Records from a collection of figures:
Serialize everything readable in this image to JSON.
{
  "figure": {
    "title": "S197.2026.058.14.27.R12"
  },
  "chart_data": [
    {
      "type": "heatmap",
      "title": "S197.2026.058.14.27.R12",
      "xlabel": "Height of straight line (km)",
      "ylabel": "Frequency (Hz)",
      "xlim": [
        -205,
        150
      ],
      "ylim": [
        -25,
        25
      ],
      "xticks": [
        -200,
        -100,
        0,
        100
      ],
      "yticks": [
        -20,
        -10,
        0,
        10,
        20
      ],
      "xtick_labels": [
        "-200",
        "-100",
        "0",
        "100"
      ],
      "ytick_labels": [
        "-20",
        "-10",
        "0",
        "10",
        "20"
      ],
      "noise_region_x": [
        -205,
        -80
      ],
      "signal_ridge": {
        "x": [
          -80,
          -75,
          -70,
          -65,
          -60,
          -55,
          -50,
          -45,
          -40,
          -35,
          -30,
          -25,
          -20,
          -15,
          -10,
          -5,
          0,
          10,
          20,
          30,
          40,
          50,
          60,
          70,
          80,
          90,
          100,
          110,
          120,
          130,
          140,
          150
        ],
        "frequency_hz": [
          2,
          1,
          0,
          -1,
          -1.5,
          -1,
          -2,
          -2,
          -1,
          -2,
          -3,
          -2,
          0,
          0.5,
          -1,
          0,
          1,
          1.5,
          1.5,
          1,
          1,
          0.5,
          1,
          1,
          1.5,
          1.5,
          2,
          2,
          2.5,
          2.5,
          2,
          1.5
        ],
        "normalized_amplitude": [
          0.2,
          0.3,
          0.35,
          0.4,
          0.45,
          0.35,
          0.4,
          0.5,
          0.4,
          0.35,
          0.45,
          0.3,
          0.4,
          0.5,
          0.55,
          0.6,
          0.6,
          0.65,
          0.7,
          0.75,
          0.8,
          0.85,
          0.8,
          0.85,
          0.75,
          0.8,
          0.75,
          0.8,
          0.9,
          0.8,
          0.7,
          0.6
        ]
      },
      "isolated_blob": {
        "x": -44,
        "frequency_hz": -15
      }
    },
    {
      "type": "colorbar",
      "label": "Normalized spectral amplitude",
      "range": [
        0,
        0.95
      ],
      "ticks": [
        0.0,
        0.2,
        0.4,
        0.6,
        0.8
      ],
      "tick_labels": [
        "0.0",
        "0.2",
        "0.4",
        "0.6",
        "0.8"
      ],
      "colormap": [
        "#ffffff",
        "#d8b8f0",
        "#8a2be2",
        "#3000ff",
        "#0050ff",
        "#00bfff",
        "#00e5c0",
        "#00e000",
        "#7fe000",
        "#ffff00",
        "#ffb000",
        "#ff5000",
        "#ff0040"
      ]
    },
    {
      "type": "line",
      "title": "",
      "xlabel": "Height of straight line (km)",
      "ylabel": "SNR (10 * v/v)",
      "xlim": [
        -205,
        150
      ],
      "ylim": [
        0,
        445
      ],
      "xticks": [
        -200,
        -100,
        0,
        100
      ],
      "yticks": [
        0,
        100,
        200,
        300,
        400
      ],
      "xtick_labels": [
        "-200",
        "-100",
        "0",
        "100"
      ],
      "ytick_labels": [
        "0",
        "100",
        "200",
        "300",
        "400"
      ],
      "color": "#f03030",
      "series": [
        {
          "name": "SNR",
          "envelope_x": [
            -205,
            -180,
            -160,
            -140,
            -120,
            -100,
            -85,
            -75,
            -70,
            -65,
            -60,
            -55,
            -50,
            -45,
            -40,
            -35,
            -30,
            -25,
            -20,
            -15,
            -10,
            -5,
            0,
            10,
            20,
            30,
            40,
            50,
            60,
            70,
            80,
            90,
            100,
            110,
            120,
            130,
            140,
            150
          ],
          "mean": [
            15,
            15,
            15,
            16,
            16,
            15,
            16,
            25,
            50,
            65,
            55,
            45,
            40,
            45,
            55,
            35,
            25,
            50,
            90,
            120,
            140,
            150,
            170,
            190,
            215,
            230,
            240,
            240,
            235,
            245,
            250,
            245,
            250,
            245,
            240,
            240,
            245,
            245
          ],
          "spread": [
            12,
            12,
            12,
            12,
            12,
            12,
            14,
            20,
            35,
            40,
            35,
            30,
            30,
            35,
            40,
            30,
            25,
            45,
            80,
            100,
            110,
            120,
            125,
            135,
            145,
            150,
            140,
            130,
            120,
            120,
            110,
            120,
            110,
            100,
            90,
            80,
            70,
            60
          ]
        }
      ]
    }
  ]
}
...
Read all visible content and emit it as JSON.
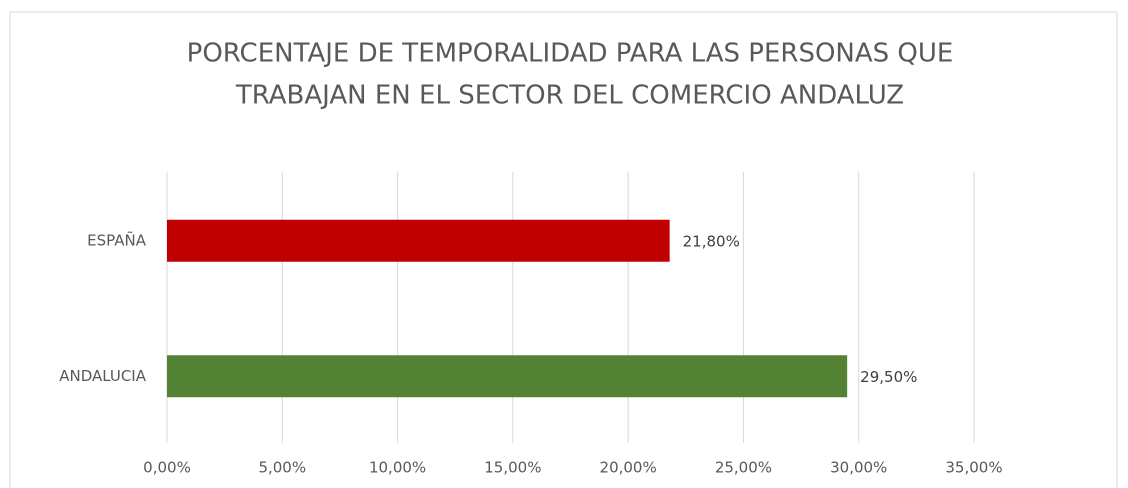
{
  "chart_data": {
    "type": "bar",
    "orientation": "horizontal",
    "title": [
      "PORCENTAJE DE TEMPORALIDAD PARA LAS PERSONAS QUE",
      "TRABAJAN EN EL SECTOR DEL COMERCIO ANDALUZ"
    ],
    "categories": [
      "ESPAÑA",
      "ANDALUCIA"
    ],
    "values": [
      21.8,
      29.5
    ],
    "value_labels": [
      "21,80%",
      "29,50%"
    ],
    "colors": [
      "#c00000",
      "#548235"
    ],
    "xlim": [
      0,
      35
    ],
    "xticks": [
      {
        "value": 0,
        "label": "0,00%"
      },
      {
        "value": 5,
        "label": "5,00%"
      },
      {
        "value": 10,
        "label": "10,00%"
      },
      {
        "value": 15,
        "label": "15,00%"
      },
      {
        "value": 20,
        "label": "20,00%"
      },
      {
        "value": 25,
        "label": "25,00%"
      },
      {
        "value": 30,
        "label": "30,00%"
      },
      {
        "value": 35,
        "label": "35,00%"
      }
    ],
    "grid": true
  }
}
...
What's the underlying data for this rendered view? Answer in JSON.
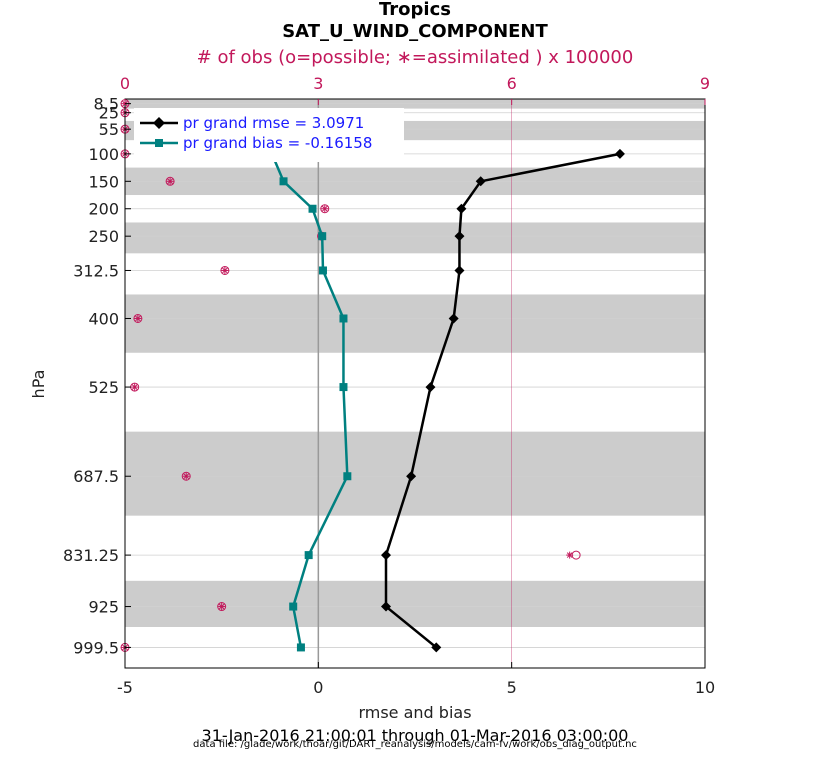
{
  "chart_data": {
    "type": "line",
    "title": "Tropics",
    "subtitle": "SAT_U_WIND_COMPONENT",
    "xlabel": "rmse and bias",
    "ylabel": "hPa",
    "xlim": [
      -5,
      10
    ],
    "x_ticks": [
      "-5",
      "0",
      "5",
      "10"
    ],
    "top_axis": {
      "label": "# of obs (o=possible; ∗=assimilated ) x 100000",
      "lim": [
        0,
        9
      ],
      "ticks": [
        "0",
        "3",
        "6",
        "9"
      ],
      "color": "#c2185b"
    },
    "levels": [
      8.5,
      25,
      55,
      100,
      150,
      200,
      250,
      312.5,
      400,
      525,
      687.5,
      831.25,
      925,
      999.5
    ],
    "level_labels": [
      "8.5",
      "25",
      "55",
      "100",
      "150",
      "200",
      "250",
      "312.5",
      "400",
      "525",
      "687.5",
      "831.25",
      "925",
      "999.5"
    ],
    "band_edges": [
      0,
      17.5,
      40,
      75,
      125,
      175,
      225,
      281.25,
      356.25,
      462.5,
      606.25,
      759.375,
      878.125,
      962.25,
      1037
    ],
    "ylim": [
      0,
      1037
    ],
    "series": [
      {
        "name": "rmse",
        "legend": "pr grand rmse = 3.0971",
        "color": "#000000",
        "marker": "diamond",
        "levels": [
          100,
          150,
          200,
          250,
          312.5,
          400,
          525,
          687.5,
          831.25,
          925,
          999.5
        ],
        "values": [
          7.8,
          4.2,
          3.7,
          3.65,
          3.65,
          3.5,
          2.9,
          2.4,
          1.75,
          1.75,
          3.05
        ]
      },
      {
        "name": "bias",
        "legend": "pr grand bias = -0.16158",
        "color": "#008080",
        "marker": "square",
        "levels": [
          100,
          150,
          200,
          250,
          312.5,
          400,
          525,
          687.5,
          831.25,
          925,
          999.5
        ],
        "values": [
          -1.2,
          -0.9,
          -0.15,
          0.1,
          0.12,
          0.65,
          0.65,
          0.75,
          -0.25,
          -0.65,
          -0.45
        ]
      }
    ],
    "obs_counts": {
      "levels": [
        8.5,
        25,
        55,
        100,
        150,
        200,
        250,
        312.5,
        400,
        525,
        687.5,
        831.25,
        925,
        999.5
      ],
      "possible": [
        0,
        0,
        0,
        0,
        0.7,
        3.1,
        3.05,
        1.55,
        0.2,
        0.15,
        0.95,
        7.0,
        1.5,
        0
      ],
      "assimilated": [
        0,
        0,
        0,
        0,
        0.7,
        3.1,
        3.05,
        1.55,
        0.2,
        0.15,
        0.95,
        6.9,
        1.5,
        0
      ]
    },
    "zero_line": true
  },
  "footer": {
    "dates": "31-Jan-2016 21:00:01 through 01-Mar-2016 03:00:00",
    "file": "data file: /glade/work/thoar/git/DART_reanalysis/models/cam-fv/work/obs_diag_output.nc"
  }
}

◆ **What this task involves**: Isolate each line of the listing above that includes "rmse". Copy it.

◆ **Correct result**:
    "xlabel": "rmse and bias",
        "name": "rmse",
        "legend": "pr grand rmse = 3.0971",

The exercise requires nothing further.